What to work on
Leaving out the pictures, transcribe all of the records faithfully.

Given records

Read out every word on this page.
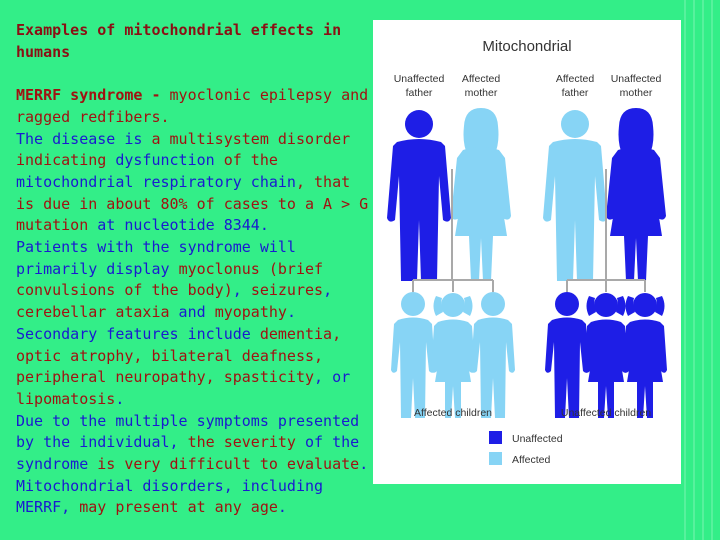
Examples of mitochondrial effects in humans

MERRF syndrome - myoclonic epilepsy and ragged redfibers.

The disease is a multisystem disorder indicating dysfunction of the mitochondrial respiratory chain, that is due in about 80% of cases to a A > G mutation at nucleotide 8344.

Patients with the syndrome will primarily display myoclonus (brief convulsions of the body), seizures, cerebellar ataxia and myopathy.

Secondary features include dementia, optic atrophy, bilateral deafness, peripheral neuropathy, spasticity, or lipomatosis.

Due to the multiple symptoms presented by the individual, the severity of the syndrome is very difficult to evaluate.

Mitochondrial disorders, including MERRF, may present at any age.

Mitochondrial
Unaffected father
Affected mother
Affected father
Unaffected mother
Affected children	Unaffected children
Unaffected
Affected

Exercise output
Read out every word on this page.
Examples of mitochondrial effects in humans

MERRF syndrome - myoclonic epilepsy and ragged redfibers.

The disease is a multisystem disorder indicating dysfunction of the mitochondrial respiratory chain, that is due in about 80% of cases to a A > G mutation at nucleotide 8344.

Patients with the syndrome will primarily display myoclonus (brief convulsions of the body), seizures, cerebellar ataxia and myopathy.

Secondary features include dementia, optic atrophy, bilateral deafness, peripheral neuropathy, spasticity, or lipomatosis.

Due to the multiple symptoms presented by the individual, the severity of the syndrome is very difficult to evaluate.

Mitochondrial disorders, including MERRF, may present at any age.

Mitochondrial
Unaffected father
Affected mother
Affected father
Unaffected mother
Affected children	Unaffected children
Unaffected
Affected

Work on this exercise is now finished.